→ Source extract:
I have a Timex diver.. the last 2 numbers at the 6 o’clock are 75 or 76.. I really can’t tell bcs of how small it is.. I’m really scared it’s radium... when I shine my light on the dials they light up and then die down after a few minutes... could this be radium or am I just paranoid?


----------



## ManOnTime

Scared1236 said:


> I have a Timex diver.. the last 2 numbers at the 6 o'clock are 75 or 76.. I really can't tell bcs of how small it is.. I'm really scared it's radium... when I shine my light on the dials they light up and then die down after a few minutes... could this be radium or am I just paranoid?


There is zero chance a Timex made in '75 or '76 will have Radium.


----------



## buss2851

edvard3 said:


> Today while puttering around town on my bike I stopped at a yard sale. There was a box of watches and I found this Timex self-winding watch for $1. I figured- what the heck? A cool old watch I can wear on weekends and not worry about because after all- it was a dollar. The watch works amazingly well and tells perfect time. However... and probably because I tend to be paranoid about these things I noticed it has luminescent paint on the dial and hands. I've read about radium before and after doing about an hour of research, not to mention countless forum posts on watch forums, I've no clue as to even where to start to determine if mine has radium. There were more opinions than you could shake a stick at. One article I read said you can determine if a watch has radium by seeing if the letters "RA" were printed at the bottom of the dial in tiny letters. That or its tritium it would be "TT". Still other sites said there's no way to determine this without a Geiger counter... which I don't have. Still other posts claimed these things are extremely dangerous while others claimed they were harmless. Others said that by the late 50's, early 60's most watch makers had stopped using Radium. A few even said it was mostly discontinued after WW2. Anyway, as you can imagine its pretty confusing to me. But- for starters, I have no clue how old the watch is. By the looks of it it seems to be from the 60's. Then again- Timex seems to have retained the same styling for sometimes decades so who knows? Could be from the 70's? It has a set of numbers: 4057 and 3170 at the bottom of the dial. I looked up those numbers online and came up with nothing. The case back simply says its water resistant and dust resistant. Lastly- even if the thing has radium on the face, what is the danger? Best I could tell it was really if you inhaled the dust. If its sealed you're ok. That said, the crystal has a small crack. Not a big one, but one just the same. The cost of having this replace would grossly outweigh how much I would want to spend. Anyway, if anyone could shed some light on this or provide some feedback, I would be really grateful.
> View attachment 473379
> View attachment 473380


 If you can find a good Jeweler and be able to watch him for her take off the back while watching, see if there's any literature or any numbers, or by moving parts see what year it was made.


----------

→ Written exercise A:
Decide whether each statement below agrees with the watch forum thread. Answer yes or no for each, and quote the exact words of the thread that decide it.
(i) The self-winding Timex found at the yard sale cost one dollar.
(ii) The crystal on the yard-sale watch is undamaged.
(iii) ManOnTime says a Timex made in '75 or '76 could well contain radium.
→ Written exercise B: From the watch forum thread, copy out the passage between "## ManOnTime" and "will have Radium.", inclusive.

→ Provided information:
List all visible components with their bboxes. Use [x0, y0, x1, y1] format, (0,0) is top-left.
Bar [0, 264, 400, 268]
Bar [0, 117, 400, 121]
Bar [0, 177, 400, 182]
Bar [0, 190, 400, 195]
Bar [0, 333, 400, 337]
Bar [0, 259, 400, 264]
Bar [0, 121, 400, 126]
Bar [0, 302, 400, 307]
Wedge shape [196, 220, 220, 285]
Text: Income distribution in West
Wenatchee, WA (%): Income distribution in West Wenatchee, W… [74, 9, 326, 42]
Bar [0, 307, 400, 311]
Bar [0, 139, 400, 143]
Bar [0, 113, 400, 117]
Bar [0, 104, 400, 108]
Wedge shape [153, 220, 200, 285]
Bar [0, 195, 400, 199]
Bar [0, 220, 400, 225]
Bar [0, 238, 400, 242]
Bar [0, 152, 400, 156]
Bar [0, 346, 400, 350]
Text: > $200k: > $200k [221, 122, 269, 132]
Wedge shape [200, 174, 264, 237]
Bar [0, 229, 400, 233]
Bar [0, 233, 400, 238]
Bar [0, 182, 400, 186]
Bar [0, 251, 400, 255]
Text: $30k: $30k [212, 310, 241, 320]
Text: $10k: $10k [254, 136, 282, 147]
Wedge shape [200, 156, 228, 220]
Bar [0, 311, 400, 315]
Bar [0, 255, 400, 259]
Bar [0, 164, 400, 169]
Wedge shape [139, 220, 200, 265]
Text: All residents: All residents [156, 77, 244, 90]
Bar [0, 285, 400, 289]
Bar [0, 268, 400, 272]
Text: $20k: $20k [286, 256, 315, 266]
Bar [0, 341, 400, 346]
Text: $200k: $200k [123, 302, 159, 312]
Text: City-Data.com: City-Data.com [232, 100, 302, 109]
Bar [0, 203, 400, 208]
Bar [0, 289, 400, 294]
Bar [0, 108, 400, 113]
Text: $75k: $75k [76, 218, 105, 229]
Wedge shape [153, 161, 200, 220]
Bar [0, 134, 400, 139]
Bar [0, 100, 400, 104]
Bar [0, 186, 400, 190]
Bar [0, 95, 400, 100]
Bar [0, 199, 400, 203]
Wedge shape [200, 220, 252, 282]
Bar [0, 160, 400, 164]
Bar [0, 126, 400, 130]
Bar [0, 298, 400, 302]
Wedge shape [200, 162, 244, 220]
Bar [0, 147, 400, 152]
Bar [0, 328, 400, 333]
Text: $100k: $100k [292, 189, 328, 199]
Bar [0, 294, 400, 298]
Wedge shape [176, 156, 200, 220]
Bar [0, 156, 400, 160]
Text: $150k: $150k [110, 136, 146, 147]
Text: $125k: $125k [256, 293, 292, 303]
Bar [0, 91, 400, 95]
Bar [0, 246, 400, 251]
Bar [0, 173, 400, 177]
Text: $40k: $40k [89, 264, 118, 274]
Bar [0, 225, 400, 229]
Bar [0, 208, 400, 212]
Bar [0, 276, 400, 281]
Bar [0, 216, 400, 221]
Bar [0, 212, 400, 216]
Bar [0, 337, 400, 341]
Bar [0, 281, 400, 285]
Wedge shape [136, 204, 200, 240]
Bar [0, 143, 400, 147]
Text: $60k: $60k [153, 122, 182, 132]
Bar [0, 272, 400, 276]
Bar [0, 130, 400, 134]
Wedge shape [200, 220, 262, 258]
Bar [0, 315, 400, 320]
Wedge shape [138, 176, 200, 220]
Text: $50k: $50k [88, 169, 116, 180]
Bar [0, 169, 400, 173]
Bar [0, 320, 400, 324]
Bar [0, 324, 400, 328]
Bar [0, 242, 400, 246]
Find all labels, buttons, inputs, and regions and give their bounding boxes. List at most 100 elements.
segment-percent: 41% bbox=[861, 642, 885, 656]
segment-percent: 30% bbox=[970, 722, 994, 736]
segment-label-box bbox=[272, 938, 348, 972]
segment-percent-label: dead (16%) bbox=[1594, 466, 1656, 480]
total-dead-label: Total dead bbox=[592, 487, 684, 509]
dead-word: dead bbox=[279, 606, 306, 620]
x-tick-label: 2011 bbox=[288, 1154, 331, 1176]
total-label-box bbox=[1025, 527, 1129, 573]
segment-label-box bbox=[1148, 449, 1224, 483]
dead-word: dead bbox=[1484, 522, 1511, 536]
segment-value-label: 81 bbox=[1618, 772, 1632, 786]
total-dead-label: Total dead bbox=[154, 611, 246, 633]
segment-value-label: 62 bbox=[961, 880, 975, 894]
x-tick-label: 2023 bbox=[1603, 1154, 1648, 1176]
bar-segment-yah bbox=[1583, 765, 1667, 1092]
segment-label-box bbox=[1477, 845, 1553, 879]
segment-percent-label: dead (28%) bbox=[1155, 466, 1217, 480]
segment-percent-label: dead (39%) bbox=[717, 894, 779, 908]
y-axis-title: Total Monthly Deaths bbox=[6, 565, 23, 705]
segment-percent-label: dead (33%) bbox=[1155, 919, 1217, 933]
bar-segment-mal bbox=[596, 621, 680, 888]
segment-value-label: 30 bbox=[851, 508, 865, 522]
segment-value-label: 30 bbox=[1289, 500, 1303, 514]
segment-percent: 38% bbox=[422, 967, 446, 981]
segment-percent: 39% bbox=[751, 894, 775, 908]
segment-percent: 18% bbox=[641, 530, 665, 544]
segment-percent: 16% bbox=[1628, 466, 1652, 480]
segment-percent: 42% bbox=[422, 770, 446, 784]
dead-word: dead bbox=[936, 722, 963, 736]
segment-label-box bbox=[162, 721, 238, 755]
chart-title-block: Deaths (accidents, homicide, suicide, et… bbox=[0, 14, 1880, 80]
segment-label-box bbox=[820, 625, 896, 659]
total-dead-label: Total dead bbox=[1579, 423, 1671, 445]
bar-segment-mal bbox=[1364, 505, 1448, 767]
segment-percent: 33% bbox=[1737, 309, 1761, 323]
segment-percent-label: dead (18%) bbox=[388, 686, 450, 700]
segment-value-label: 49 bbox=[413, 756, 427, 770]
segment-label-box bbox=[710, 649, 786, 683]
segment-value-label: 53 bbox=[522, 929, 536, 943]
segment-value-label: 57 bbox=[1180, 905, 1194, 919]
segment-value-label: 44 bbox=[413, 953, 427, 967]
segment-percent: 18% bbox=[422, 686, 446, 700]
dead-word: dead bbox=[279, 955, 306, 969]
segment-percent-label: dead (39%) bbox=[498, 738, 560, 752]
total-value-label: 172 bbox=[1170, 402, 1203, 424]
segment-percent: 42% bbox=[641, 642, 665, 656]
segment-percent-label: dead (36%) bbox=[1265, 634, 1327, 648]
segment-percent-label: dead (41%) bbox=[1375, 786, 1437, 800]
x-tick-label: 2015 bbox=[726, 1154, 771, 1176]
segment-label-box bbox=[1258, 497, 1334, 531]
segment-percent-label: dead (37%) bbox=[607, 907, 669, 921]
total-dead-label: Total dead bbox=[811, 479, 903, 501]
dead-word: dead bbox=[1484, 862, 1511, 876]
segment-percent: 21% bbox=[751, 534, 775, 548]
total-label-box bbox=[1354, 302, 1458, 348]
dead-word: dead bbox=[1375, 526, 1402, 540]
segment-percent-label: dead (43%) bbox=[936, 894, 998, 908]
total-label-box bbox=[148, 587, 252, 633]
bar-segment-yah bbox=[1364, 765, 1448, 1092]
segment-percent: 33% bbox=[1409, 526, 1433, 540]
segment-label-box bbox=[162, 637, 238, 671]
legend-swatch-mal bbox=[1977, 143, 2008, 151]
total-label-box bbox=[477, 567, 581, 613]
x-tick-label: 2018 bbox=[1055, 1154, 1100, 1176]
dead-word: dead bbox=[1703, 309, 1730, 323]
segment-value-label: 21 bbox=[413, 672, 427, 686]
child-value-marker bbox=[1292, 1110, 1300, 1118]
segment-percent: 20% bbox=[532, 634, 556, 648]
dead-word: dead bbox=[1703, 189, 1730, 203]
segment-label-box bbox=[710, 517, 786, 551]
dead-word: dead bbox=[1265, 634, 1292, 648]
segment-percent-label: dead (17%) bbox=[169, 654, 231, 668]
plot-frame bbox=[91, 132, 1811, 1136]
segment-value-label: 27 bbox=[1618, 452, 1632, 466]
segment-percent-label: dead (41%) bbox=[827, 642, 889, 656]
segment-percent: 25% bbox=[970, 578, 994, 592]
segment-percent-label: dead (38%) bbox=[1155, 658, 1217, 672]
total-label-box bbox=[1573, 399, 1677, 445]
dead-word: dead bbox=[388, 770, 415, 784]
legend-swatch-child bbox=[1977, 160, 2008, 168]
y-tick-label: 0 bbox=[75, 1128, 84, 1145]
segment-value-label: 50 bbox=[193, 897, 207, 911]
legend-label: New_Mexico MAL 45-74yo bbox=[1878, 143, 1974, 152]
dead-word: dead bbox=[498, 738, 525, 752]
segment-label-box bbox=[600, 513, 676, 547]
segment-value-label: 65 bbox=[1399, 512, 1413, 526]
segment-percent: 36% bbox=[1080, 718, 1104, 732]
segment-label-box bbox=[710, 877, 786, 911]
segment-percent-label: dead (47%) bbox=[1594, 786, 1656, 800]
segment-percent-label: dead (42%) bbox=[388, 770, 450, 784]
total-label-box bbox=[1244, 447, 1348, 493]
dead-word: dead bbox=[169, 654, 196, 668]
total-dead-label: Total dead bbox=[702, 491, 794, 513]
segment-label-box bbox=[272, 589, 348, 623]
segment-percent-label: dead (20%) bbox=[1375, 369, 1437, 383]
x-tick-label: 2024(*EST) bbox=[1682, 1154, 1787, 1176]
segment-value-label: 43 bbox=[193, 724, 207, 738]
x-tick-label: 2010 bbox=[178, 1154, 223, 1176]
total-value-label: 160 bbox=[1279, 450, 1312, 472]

→ Correct result A:
(i) Yes: "I found this Timex self-winding watch for $1"
(ii) No: "the crystal has a small crack"
(iii) No: "There is zero chance a Timex made in '75 or '76 will have Radium."

→ Correct result B:
## ManOnTime

Scared1236 said:


> I have a Timex diver.. the last 2 numbers at the 6 o'clock are 75 or 76.. I really can't tell bcs of how small it is.. I'm really scared it's radium... when I shine my light on the dials they light up and then die down after a few minutes... could this be radium or am I just paranoid?


There is zero chance a Timex made in '75 or '76 will have Radium.